=== Begin Enclosure ===
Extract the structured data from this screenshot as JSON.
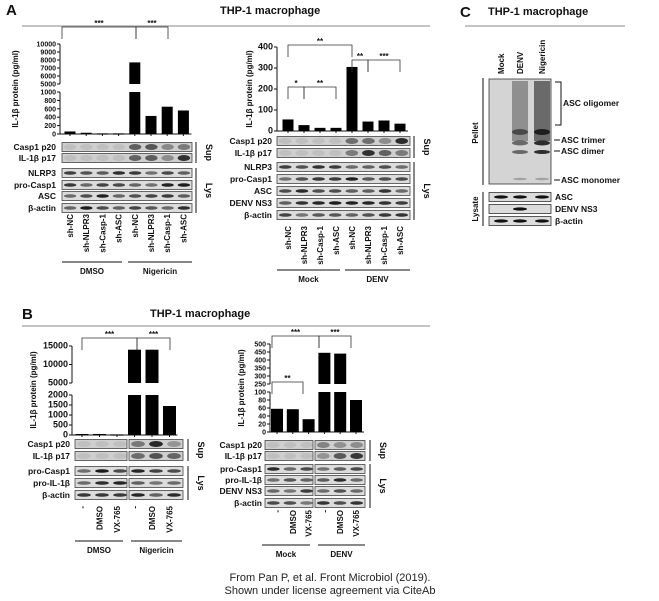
{
  "panels": {
    "A": {
      "letter": "A",
      "title": "THP-1 macrophage"
    },
    "B": {
      "letter": "B",
      "title": "THP-1 macrophage"
    },
    "C": {
      "letter": "C",
      "title": "THP-1 macrophage"
    }
  },
  "ylabel": "IL-1β protein (pg/ml)",
  "chart_data": [
    {
      "id": "A-left",
      "type": "bar",
      "ylabel": "IL-1β protein (pg/ml)",
      "categories": [
        "sh-NC",
        "sh-NLPR3",
        "sh-Casp-1",
        "sh-ASC",
        "sh-NC",
        "sh-NLPR3",
        "sh-Casp-1",
        "sh-ASC"
      ],
      "groups": [
        "DMSO",
        "Nigericin"
      ],
      "values": [
        60,
        30,
        15,
        15,
        7700,
        430,
        650,
        560
      ],
      "ticks": [
        0,
        200,
        400,
        600,
        800,
        1000,
        5000,
        6000,
        7000,
        8000,
        9000,
        10000
      ],
      "axis_break": [
        1000,
        5000
      ],
      "ylim": [
        0,
        10000
      ],
      "significance": [
        "***",
        "***"
      ]
    },
    {
      "id": "A-right",
      "type": "bar",
      "ylabel": "IL-1β protein (pg/ml)",
      "categories": [
        "sh-NC",
        "sh-NLPR3",
        "sh-Casp-1",
        "sh-ASC",
        "sh-NC",
        "sh-NLPR3",
        "sh-Casp-1",
        "sh-ASC"
      ],
      "groups": [
        "Mock",
        "DENV"
      ],
      "values": [
        55,
        28,
        15,
        15,
        305,
        45,
        50,
        35
      ],
      "ticks": [
        0,
        100,
        200,
        300,
        400
      ],
      "ylim": [
        0,
        400
      ],
      "significance": [
        "**",
        "*",
        "**",
        "**",
        "***"
      ]
    },
    {
      "id": "B-left",
      "type": "bar",
      "ylabel": "IL-1β protein (pg/ml)",
      "categories": [
        "-",
        "DMSO",
        "VX-765",
        "-",
        "DMSO",
        "VX-765"
      ],
      "groups": [
        "DMSO",
        "Nigericin"
      ],
      "values": [
        50,
        50,
        30,
        14000,
        14000,
        1450
      ],
      "ticks": [
        0,
        500,
        1000,
        1500,
        2000,
        5000,
        10000,
        15000
      ],
      "axis_break": [
        2000,
        5000
      ],
      "ylim": [
        0,
        15000
      ],
      "significance": [
        "***",
        "***"
      ]
    },
    {
      "id": "B-right",
      "type": "bar",
      "ylabel": "IL-1β protein (pg/ml)",
      "categories": [
        "-",
        "DMSO",
        "VX-765",
        "-",
        "DMSO",
        "VX-765"
      ],
      "groups": [
        "Mock",
        "DENV"
      ],
      "values": [
        58,
        57,
        32,
        445,
        440,
        80
      ],
      "ticks": [
        0,
        20,
        40,
        60,
        80,
        100,
        250,
        300,
        350,
        400,
        450,
        500
      ],
      "axis_break": [
        100,
        250
      ],
      "ylim": [
        0,
        500
      ],
      "significance": [
        "***",
        "**",
        "***"
      ]
    }
  ],
  "blots": {
    "A_left": [
      "Casp1 p20",
      "IL-1β p17",
      "NLRP3",
      "pro-Casp1",
      "ASC",
      "β-actin"
    ],
    "A_right": [
      "Casp1 p20",
      "IL-1β p17",
      "NLRP3",
      "pro-Casp1",
      "ASC",
      "DENV NS3",
      "β-actin"
    ],
    "B_left": [
      "Casp1 p20",
      "IL-1β p17",
      "pro-Casp1",
      "pro-IL-1β",
      "β-actin"
    ],
    "B_right": [
      "Casp1 p20",
      "IL-1β p17",
      "pro-Casp1",
      "pro-IL-1β",
      "DENV NS3",
      "β-actin"
    ],
    "sup": "Sup",
    "lys": "Lys"
  },
  "panelC": {
    "lanes": [
      "Mock",
      "DENV",
      "Nigericin"
    ],
    "pellet": "Pellet",
    "lysate": "Lysate",
    "bands": [
      "ASC oligomer",
      "ASC trimer",
      "ASC dimer",
      "ASC monomer"
    ],
    "lysate_rows": [
      "ASC",
      "DENV NS3",
      "β-actin"
    ]
  },
  "footer": {
    "line1": "From Pan P, et al. Front Microbiol (2019).",
    "line2": "Shown under license agreement via CiteAb"
  }
}
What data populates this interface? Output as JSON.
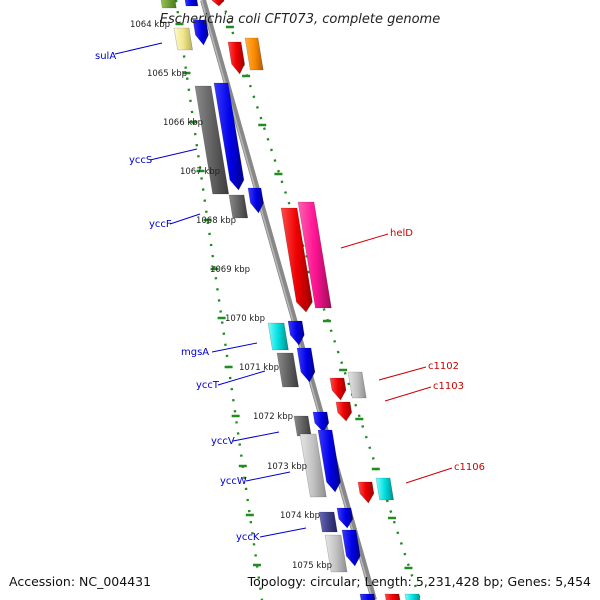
{
  "title": "Escherichia coli CFT073, complete genome",
  "footer": {
    "accession": "Accession: NC_004431",
    "summary": "Topology: circular; Length: 5,231,428 bp; Genes: 5,454"
  },
  "colors": {
    "backbone": "#888888",
    "ruler": "#228b22",
    "left_label": "#0000cc",
    "right_label": "#cc0000",
    "blue": "#0000ee",
    "dark_gray": "#666666",
    "light_gray": "#bbbbbb",
    "red": "#ee0000",
    "orange": "#ff8c00",
    "magenta": "#ff1493",
    "cyan": "#00d4d4",
    "navy": "#3c3c90",
    "pale_yellow": "#f0e68c"
  },
  "ticks": [
    {
      "label": "1064 kbp"
    },
    {
      "label": "1065 kbp"
    },
    {
      "label": "1066 kbp"
    },
    {
      "label": "1067 kbp"
    },
    {
      "label": "1068 kbp"
    },
    {
      "label": "1069 kbp"
    },
    {
      "label": "1070 kbp"
    },
    {
      "label": "1071 kbp"
    },
    {
      "label": "1072 kbp"
    },
    {
      "label": "1073 kbp"
    },
    {
      "label": "1074 kbp"
    },
    {
      "label": "1075 kbp"
    }
  ],
  "left_genes": [
    {
      "name": "sulA"
    },
    {
      "name": "yccS"
    },
    {
      "name": "yccF"
    },
    {
      "name": "mgsA"
    },
    {
      "name": "yccT"
    },
    {
      "name": "yccV"
    },
    {
      "name": "yccW"
    },
    {
      "name": "yccK"
    }
  ],
  "right_genes": [
    {
      "name": "helD"
    },
    {
      "name": "c1102"
    },
    {
      "name": "c1103"
    },
    {
      "name": "c1106"
    }
  ]
}
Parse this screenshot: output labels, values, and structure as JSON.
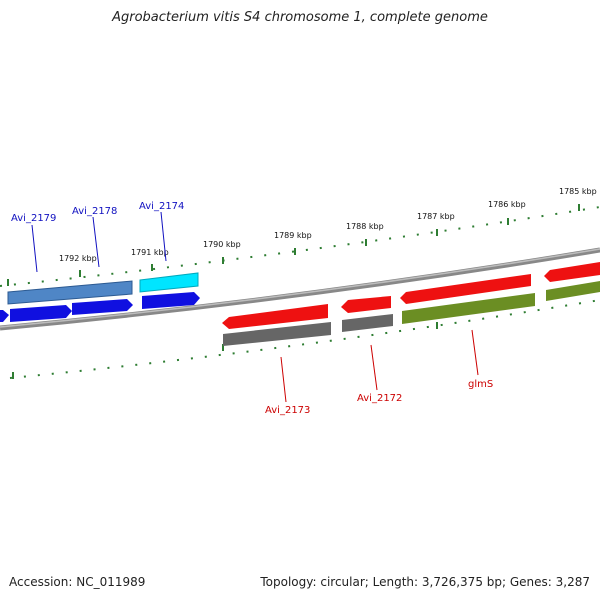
{
  "title": "Agrobacterium vitis S4 chromosome 1, complete genome",
  "footer": {
    "accession": "Accession: NC_011989",
    "summary": "Topology: circular; Length: 3,726,375 bp; Genes: 3,287"
  },
  "scale_labels": [
    "1792 kbp",
    "1791 kbp",
    "1790 kbp",
    "1789 kbp",
    "1788 kbp",
    "1787 kbp",
    "1786 kbp",
    "1785 kbp"
  ],
  "gene_labels": {
    "forward": [
      "Avi_2179",
      "Avi_2178",
      "Avi_2174"
    ],
    "reverse": [
      "Avi_2173",
      "Avi_2172",
      "glmS"
    ]
  },
  "colors": {
    "forward_label": "#1010c0",
    "reverse_label": "#cc0000",
    "tick": "#2e7d32",
    "backbone": "#7a7a7a",
    "blue": "#1010e0",
    "steel_blue": "#4f86c6",
    "cyan": "#00e5ff",
    "red": "#ee1111",
    "gray": "#666666",
    "olive": "#6b8e23"
  }
}
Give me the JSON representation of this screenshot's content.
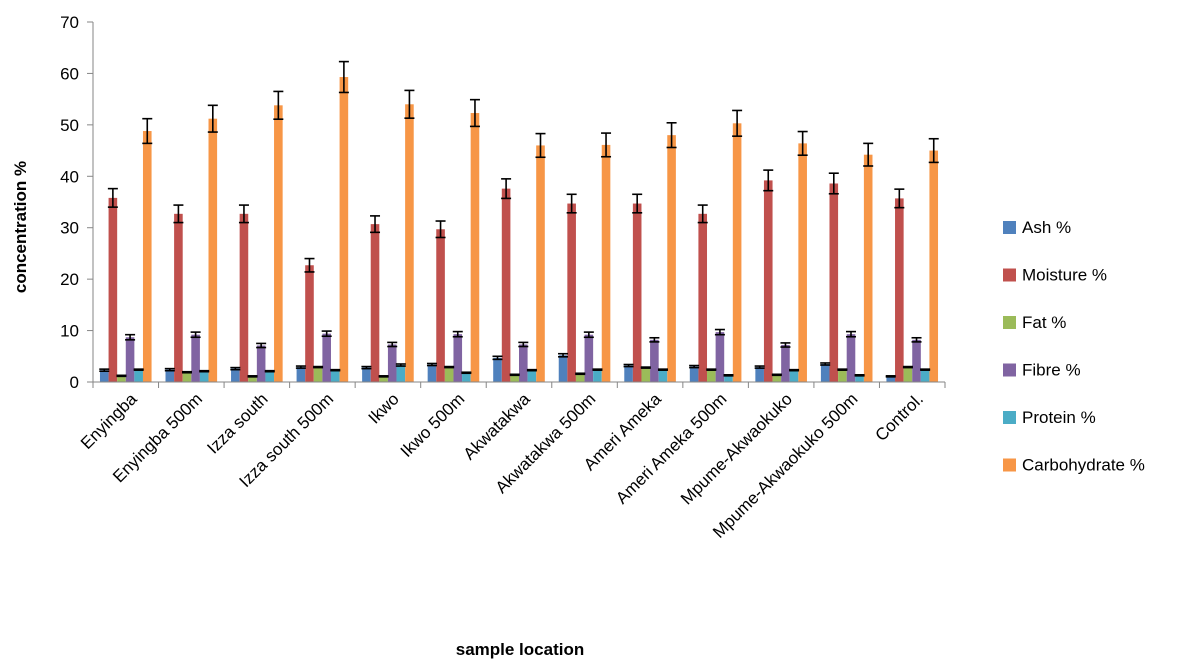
{
  "chart_data": {
    "type": "bar",
    "title": "",
    "xlabel": "sample location",
    "ylabel": "concentration  %",
    "ylim": [
      0,
      70
    ],
    "yticks": [
      "0",
      "10",
      "20",
      "30",
      "40",
      "50",
      "60",
      "70"
    ],
    "grid": false,
    "legend_position": "right",
    "error_bars": true,
    "categories": [
      "Enyingba",
      "Enyingba 500m",
      "Izza south",
      "Izza south 500m",
      "Ikwo",
      "Ikwo 500m",
      "Akwatakwa",
      "Akwatakwa 500m",
      "Ameri Ameka",
      "Ameri Ameka 500m",
      "Mpume-Akwaokuko",
      "Mpume-Akwaokuko 500m",
      "Control."
    ],
    "series": [
      {
        "name": "Ash %",
        "color": "#4f81bd",
        "values": [
          2.3,
          2.4,
          2.6,
          2.9,
          2.8,
          3.4,
          4.7,
          5.2,
          3.2,
          3.0,
          2.9,
          3.5,
          1.1
        ],
        "errors": [
          0.2,
          0.2,
          0.2,
          0.2,
          0.2,
          0.2,
          0.3,
          0.3,
          0.2,
          0.2,
          0.2,
          0.2,
          0.1
        ]
      },
      {
        "name": "Moisture %",
        "color": "#c0504d",
        "values": [
          35.8,
          32.7,
          32.7,
          22.7,
          30.7,
          29.7,
          37.6,
          34.7,
          34.7,
          32.7,
          39.2,
          38.6,
          35.7
        ],
        "errors": [
          1.8,
          1.7,
          1.7,
          1.3,
          1.6,
          1.6,
          1.9,
          1.8,
          1.8,
          1.7,
          2.0,
          2.0,
          1.8
        ]
      },
      {
        "name": "Fat %",
        "color": "#9bbb59",
        "values": [
          1.2,
          1.9,
          1.1,
          2.9,
          1.1,
          2.9,
          1.4,
          1.6,
          2.8,
          2.4,
          1.4,
          2.4,
          2.9
        ],
        "errors": [
          0.1,
          0.1,
          0.1,
          0.1,
          0.1,
          0.1,
          0.1,
          0.1,
          0.1,
          0.1,
          0.1,
          0.1,
          0.1
        ]
      },
      {
        "name": "Fibre %",
        "color": "#8064a2",
        "values": [
          8.7,
          9.2,
          7.1,
          9.4,
          7.3,
          9.3,
          7.3,
          9.2,
          8.2,
          9.7,
          7.2,
          9.3,
          8.2
        ],
        "errors": [
          0.5,
          0.5,
          0.4,
          0.5,
          0.4,
          0.5,
          0.4,
          0.5,
          0.4,
          0.5,
          0.4,
          0.5,
          0.4
        ]
      },
      {
        "name": "Protein %",
        "color": "#4bacc6",
        "values": [
          2.4,
          2.1,
          2.1,
          2.3,
          3.3,
          1.8,
          2.3,
          2.4,
          2.4,
          1.3,
          2.3,
          1.3,
          2.4
        ],
        "errors": [
          0.1,
          0.1,
          0.1,
          0.1,
          0.2,
          0.1,
          0.1,
          0.1,
          0.1,
          0.1,
          0.1,
          0.1,
          0.1
        ]
      },
      {
        "name": "Carbohydrate %",
        "color": "#f79646",
        "values": [
          48.8,
          51.2,
          53.8,
          59.3,
          54.0,
          52.3,
          46.0,
          46.1,
          48.0,
          50.3,
          46.4,
          44.2,
          45.0
        ],
        "errors": [
          2.4,
          2.6,
          2.7,
          3.0,
          2.7,
          2.6,
          2.3,
          2.3,
          2.4,
          2.5,
          2.3,
          2.2,
          2.3
        ]
      }
    ]
  }
}
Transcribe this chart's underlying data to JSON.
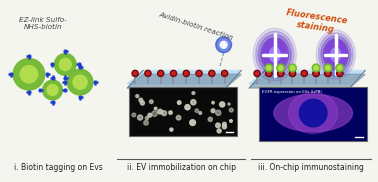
{
  "background_color": "#f5f5f0",
  "panel_labels": [
    "i. Biotin tagging on Evs",
    "ii. EV immobilization on chip",
    "iii. On-chip immunostaining"
  ],
  "panel_title_1": "EZ-link Sulfo-\nNHS-biotin",
  "panel_title_2": "Avidin-biotin reaction",
  "panel_title_3": "Fluorescence\nstaining",
  "label_color": "#222222",
  "title_color_1": "#444444",
  "title_color_2": "#444444",
  "title_color_3": "#d05010",
  "ev_color_outer": "#70b830",
  "ev_color_inner": "#b8e050",
  "biotin_color": "#1a3acc",
  "chip_color_top": "#b8d8f0",
  "chip_color_side": "#7090a8",
  "antibody_stem_color": "#9090a0",
  "antibody_cup_color": "#6b0a0a",
  "antibody_cup_inner": "#cc2020",
  "glow_color_purple": "#5020c0",
  "glow_color_mid": "#8040d8",
  "cross_color": "#ffffff",
  "micro_image_bg": "#0a0a0a",
  "micro_image_dots": "#d0d0c0",
  "micro_image2_bg": "#000060",
  "micro_image2_cell": "#7030b0",
  "micro_image2_glow": "#c050f0",
  "separator_color": "#555555"
}
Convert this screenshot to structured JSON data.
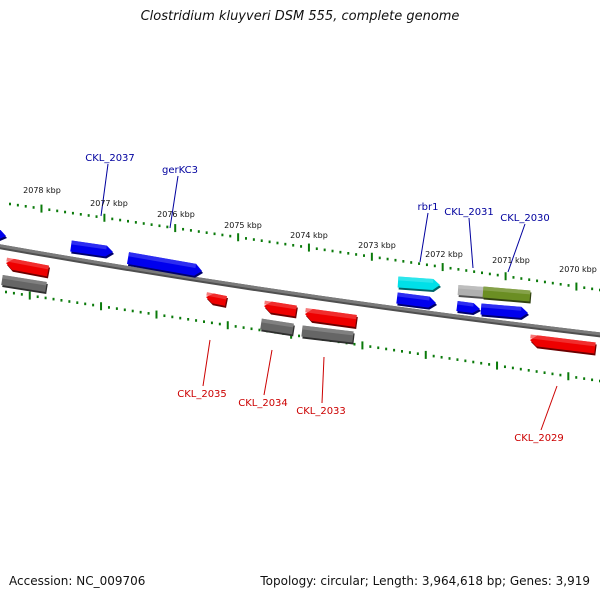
{
  "title": "Clostridium kluyveri DSM 555, complete genome",
  "accession_label": "Accession: NC_009706",
  "summary_label": "Topology: circular; Length: 3,964,618 bp; Genes: 3,919",
  "colors": {
    "backbone": "#7a7a7a",
    "tick": "#0a7a0a",
    "forward_gene": "#0000ee",
    "reverse_gene": "#ee0000",
    "forward_label": "#00009e",
    "reverse_label": "#cc0000",
    "rna": "#00e0e8",
    "pseudo": "#666666",
    "feature_green": "#6b8e23",
    "feature_grey": "#b0b0b0"
  },
  "scale_labels": [
    "2078 kbp",
    "2077 kbp",
    "2076 kbp",
    "2075 kbp",
    "2074 kbp",
    "2073 kbp",
    "2072 kbp",
    "2071 kbp",
    "2070 kbp"
  ],
  "gene_labels": {
    "top": [
      "CKL_2037",
      "gerKC3",
      "rbr1",
      "CKL_2031",
      "CKL_2030"
    ],
    "bottom": [
      "CKL_2035",
      "CKL_2034",
      "CKL_2033",
      "CKL_2029"
    ]
  }
}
=== End Enclosure ===
▶ Aim of the exercise:
Could you restate exactly the lines from the line containing "Convert this screenshot" through the end of the listing, both ends included and nothing else, leaving the images out?

▶ Solution:
Convert this screenshot to structured JSON data.
{
  "title": "Clostridium kluyveri DSM 555, complete genome",
  "accession_label": "Accession: NC_009706",
  "summary_label": "Topology: circular; Length: 3,964,618 bp; Genes: 3,919",
  "colors": {
    "backbone": "#7a7a7a",
    "tick": "#0a7a0a",
    "forward_gene": "#0000ee",
    "reverse_gene": "#ee0000",
    "forward_label": "#00009e",
    "reverse_label": "#cc0000",
    "rna": "#00e0e8",
    "pseudo": "#666666",
    "feature_green": "#6b8e23",
    "feature_grey": "#b0b0b0"
  },
  "scale_labels": [
    "2078 kbp",
    "2077 kbp",
    "2076 kbp",
    "2075 kbp",
    "2074 kbp",
    "2073 kbp",
    "2072 kbp",
    "2071 kbp",
    "2070 kbp"
  ],
  "gene_labels": {
    "top": [
      "CKL_2037",
      "gerKC3",
      "rbr1",
      "CKL_2031",
      "CKL_2030"
    ],
    "bottom": [
      "CKL_2035",
      "CKL_2034",
      "CKL_2033",
      "CKL_2029"
    ]
  }
}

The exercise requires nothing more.